● Data shown
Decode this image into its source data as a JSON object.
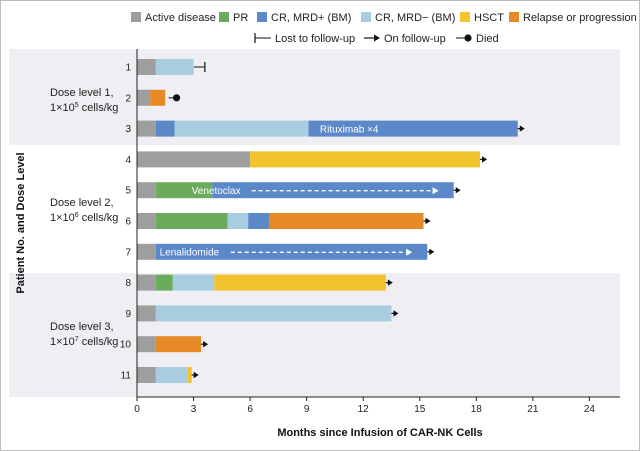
{
  "chart_data": {
    "type": "bar",
    "subtype": "horizontal-stacked-swimmer",
    "xlabel": "Months since Infusion of CAR-NK Cells",
    "ylabel": "Patient No. and Dose Level",
    "xlim": [
      0,
      25
    ],
    "xticks": [
      0,
      3,
      6,
      9,
      12,
      15,
      18,
      21,
      24
    ],
    "legend": {
      "position": "top",
      "states": [
        {
          "key": "active",
          "label": "Active disease",
          "color": "#9e9e9e"
        },
        {
          "key": "pr",
          "label": "PR",
          "color": "#6aac5c"
        },
        {
          "key": "cr_pos",
          "label": "CR, MRD+ (BM)",
          "color": "#5b88c8"
        },
        {
          "key": "cr_neg",
          "label": "CR, MRD− (BM)",
          "color": "#a9cde0"
        },
        {
          "key": "hsct",
          "label": "HSCT",
          "color": "#f2c32c"
        },
        {
          "key": "relapse",
          "label": "Relapse or progression",
          "color": "#e58a26"
        }
      ],
      "markers": [
        {
          "key": "lost",
          "label": "Lost to follow-up"
        },
        {
          "key": "on",
          "label": "On follow-up"
        },
        {
          "key": "died",
          "label": "Died"
        }
      ]
    },
    "groups": [
      {
        "label_line1": "Dose level 1,",
        "label_line2_pre": "1×10",
        "label_sup": "5",
        "label_line2_post": " cells/kg",
        "patients": [
          "1",
          "2",
          "3"
        ]
      },
      {
        "label_line1": "Dose level 2,",
        "label_line2_pre": "1×10",
        "label_sup": "6",
        "label_line2_post": " cells/kg",
        "patients": [
          "4",
          "5",
          "6",
          "7"
        ]
      },
      {
        "label_line1": "Dose level 3,",
        "label_line2_pre": "1×10",
        "label_sup": "7",
        "label_line2_post": " cells/kg",
        "patients": [
          "8",
          "9",
          "10",
          "11"
        ]
      }
    ],
    "patients": [
      {
        "id": "1",
        "segments": [
          {
            "state": "active",
            "start": 0,
            "end": 1
          },
          {
            "state": "cr_neg",
            "start": 1,
            "end": 3
          }
        ],
        "end_marker": "lost",
        "end_time": 3.6
      },
      {
        "id": "2",
        "segments": [
          {
            "state": "active",
            "start": 0,
            "end": 0.7
          },
          {
            "state": "relapse",
            "start": 0.7,
            "end": 1.5
          }
        ],
        "end_marker": "died",
        "end_time": 2.1
      },
      {
        "id": "3",
        "segments": [
          {
            "state": "active",
            "start": 0,
            "end": 1
          },
          {
            "state": "cr_pos",
            "start": 1,
            "end": 2
          },
          {
            "state": "cr_neg",
            "start": 2,
            "end": 9.1
          },
          {
            "state": "cr_pos",
            "start": 9.1,
            "end": 20.2
          }
        ],
        "end_marker": "on",
        "end_time": 20.2,
        "annotation": {
          "text": "Rituximab ×4",
          "at": 9.7
        }
      },
      {
        "id": "4",
        "segments": [
          {
            "state": "active",
            "start": 0,
            "end": 6
          },
          {
            "state": "hsct",
            "start": 6,
            "end": 18.2
          }
        ],
        "end_marker": "on",
        "end_time": 18.2
      },
      {
        "id": "5",
        "segments": [
          {
            "state": "active",
            "start": 0,
            "end": 1
          },
          {
            "state": "pr",
            "start": 1,
            "end": 4
          },
          {
            "state": "cr_pos",
            "start": 4,
            "end": 16.8
          }
        ],
        "end_marker": "on",
        "end_time": 16.8,
        "annotation": {
          "text": "Venetoclax",
          "at": 2.9,
          "arrow_to": 16.0
        }
      },
      {
        "id": "6",
        "segments": [
          {
            "state": "active",
            "start": 0,
            "end": 1
          },
          {
            "state": "pr",
            "start": 1,
            "end": 4.8
          },
          {
            "state": "cr_neg",
            "start": 4.8,
            "end": 5.9
          },
          {
            "state": "cr_pos",
            "start": 5.9,
            "end": 7
          },
          {
            "state": "relapse",
            "start": 7,
            "end": 15.2
          }
        ],
        "end_marker": "on",
        "end_time": 15.2
      },
      {
        "id": "7",
        "segments": [
          {
            "state": "active",
            "start": 0,
            "end": 1
          },
          {
            "state": "cr_pos",
            "start": 1,
            "end": 15.4
          }
        ],
        "end_marker": "on",
        "end_time": 15.4,
        "annotation": {
          "text": "Lenalidomide",
          "at": 1.2,
          "arrow_to": 14.6
        }
      },
      {
        "id": "8",
        "segments": [
          {
            "state": "active",
            "start": 0,
            "end": 1
          },
          {
            "state": "pr",
            "start": 1,
            "end": 1.9
          },
          {
            "state": "cr_neg",
            "start": 1.9,
            "end": 4.1
          },
          {
            "state": "hsct",
            "start": 4.1,
            "end": 13.2
          }
        ],
        "end_marker": "on",
        "end_time": 13.2
      },
      {
        "id": "9",
        "segments": [
          {
            "state": "active",
            "start": 0,
            "end": 1
          },
          {
            "state": "cr_neg",
            "start": 1,
            "end": 13.5
          }
        ],
        "end_marker": "on",
        "end_time": 13.5
      },
      {
        "id": "10",
        "segments": [
          {
            "state": "active",
            "start": 0,
            "end": 1
          },
          {
            "state": "relapse",
            "start": 1,
            "end": 3.4
          }
        ],
        "end_marker": "on",
        "end_time": 3.4
      },
      {
        "id": "11",
        "segments": [
          {
            "state": "active",
            "start": 0,
            "end": 1
          },
          {
            "state": "cr_neg",
            "start": 1,
            "end": 2.7
          },
          {
            "state": "hsct",
            "start": 2.7,
            "end": 2.9
          }
        ],
        "end_marker": "on",
        "end_time": 2.9
      }
    ]
  }
}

● What is expected
The response consists of the data above printed line for line, with no pictures.

● Written response
Decode this image into its source data as a JSON object.
{
  "chart_data": {
    "type": "bar",
    "subtype": "horizontal-stacked-swimmer",
    "xlabel": "Months since Infusion of CAR-NK Cells",
    "ylabel": "Patient No. and Dose Level",
    "xlim": [
      0,
      25
    ],
    "xticks": [
      0,
      3,
      6,
      9,
      12,
      15,
      18,
      21,
      24
    ],
    "legend": {
      "position": "top",
      "states": [
        {
          "key": "active",
          "label": "Active disease",
          "color": "#9e9e9e"
        },
        {
          "key": "pr",
          "label": "PR",
          "color": "#6aac5c"
        },
        {
          "key": "cr_pos",
          "label": "CR, MRD+ (BM)",
          "color": "#5b88c8"
        },
        {
          "key": "cr_neg",
          "label": "CR, MRD− (BM)",
          "color": "#a9cde0"
        },
        {
          "key": "hsct",
          "label": "HSCT",
          "color": "#f2c32c"
        },
        {
          "key": "relapse",
          "label": "Relapse or progression",
          "color": "#e58a26"
        }
      ],
      "markers": [
        {
          "key": "lost",
          "label": "Lost to follow-up"
        },
        {
          "key": "on",
          "label": "On follow-up"
        },
        {
          "key": "died",
          "label": "Died"
        }
      ]
    },
    "groups": [
      {
        "label_line1": "Dose level 1,",
        "label_line2_pre": "1×10",
        "label_sup": "5",
        "label_line2_post": " cells/kg",
        "patients": [
          "1",
          "2",
          "3"
        ]
      },
      {
        "label_line1": "Dose level 2,",
        "label_line2_pre": "1×10",
        "label_sup": "6",
        "label_line2_post": " cells/kg",
        "patients": [
          "4",
          "5",
          "6",
          "7"
        ]
      },
      {
        "label_line1": "Dose level 3,",
        "label_line2_pre": "1×10",
        "label_sup": "7",
        "label_line2_post": " cells/kg",
        "patients": [
          "8",
          "9",
          "10",
          "11"
        ]
      }
    ],
    "patients": [
      {
        "id": "1",
        "segments": [
          {
            "state": "active",
            "start": 0,
            "end": 1
          },
          {
            "state": "cr_neg",
            "start": 1,
            "end": 3
          }
        ],
        "end_marker": "lost",
        "end_time": 3.6
      },
      {
        "id": "2",
        "segments": [
          {
            "state": "active",
            "start": 0,
            "end": 0.7
          },
          {
            "state": "relapse",
            "start": 0.7,
            "end": 1.5
          }
        ],
        "end_marker": "died",
        "end_time": 2.1
      },
      {
        "id": "3",
        "segments": [
          {
            "state": "active",
            "start": 0,
            "end": 1
          },
          {
            "state": "cr_pos",
            "start": 1,
            "end": 2
          },
          {
            "state": "cr_neg",
            "start": 2,
            "end": 9.1
          },
          {
            "state": "cr_pos",
            "start": 9.1,
            "end": 20.2
          }
        ],
        "end_marker": "on",
        "end_time": 20.2,
        "annotation": {
          "text": "Rituximab ×4",
          "at": 9.7
        }
      },
      {
        "id": "4",
        "segments": [
          {
            "state": "active",
            "start": 0,
            "end": 6
          },
          {
            "state": "hsct",
            "start": 6,
            "end": 18.2
          }
        ],
        "end_marker": "on",
        "end_time": 18.2
      },
      {
        "id": "5",
        "segments": [
          {
            "state": "active",
            "start": 0,
            "end": 1
          },
          {
            "state": "pr",
            "start": 1,
            "end": 4
          },
          {
            "state": "cr_pos",
            "start": 4,
            "end": 16.8
          }
        ],
        "end_marker": "on",
        "end_time": 16.8,
        "annotation": {
          "text": "Venetoclax",
          "at": 2.9,
          "arrow_to": 16.0
        }
      },
      {
        "id": "6",
        "segments": [
          {
            "state": "active",
            "start": 0,
            "end": 1
          },
          {
            "state": "pr",
            "start": 1,
            "end": 4.8
          },
          {
            "state": "cr_neg",
            "start": 4.8,
            "end": 5.9
          },
          {
            "state": "cr_pos",
            "start": 5.9,
            "end": 7
          },
          {
            "state": "relapse",
            "start": 7,
            "end": 15.2
          }
        ],
        "end_marker": "on",
        "end_time": 15.2
      },
      {
        "id": "7",
        "segments": [
          {
            "state": "active",
            "start": 0,
            "end": 1
          },
          {
            "state": "cr_pos",
            "start": 1,
            "end": 15.4
          }
        ],
        "end_marker": "on",
        "end_time": 15.4,
        "annotation": {
          "text": "Lenalidomide",
          "at": 1.2,
          "arrow_to": 14.6
        }
      },
      {
        "id": "8",
        "segments": [
          {
            "state": "active",
            "start": 0,
            "end": 1
          },
          {
            "state": "pr",
            "start": 1,
            "end": 1.9
          },
          {
            "state": "cr_neg",
            "start": 1.9,
            "end": 4.1
          },
          {
            "state": "hsct",
            "start": 4.1,
            "end": 13.2
          }
        ],
        "end_marker": "on",
        "end_time": 13.2
      },
      {
        "id": "9",
        "segments": [
          {
            "state": "active",
            "start": 0,
            "end": 1
          },
          {
            "state": "cr_neg",
            "start": 1,
            "end": 13.5
          }
        ],
        "end_marker": "on",
        "end_time": 13.5
      },
      {
        "id": "10",
        "segments": [
          {
            "state": "active",
            "start": 0,
            "end": 1
          },
          {
            "state": "relapse",
            "start": 1,
            "end": 3.4
          }
        ],
        "end_marker": "on",
        "end_time": 3.4
      },
      {
        "id": "11",
        "segments": [
          {
            "state": "active",
            "start": 0,
            "end": 1
          },
          {
            "state": "cr_neg",
            "start": 1,
            "end": 2.7
          },
          {
            "state": "hsct",
            "start": 2.7,
            "end": 2.9
          }
        ],
        "end_marker": "on",
        "end_time": 2.9
      }
    ]
  }
}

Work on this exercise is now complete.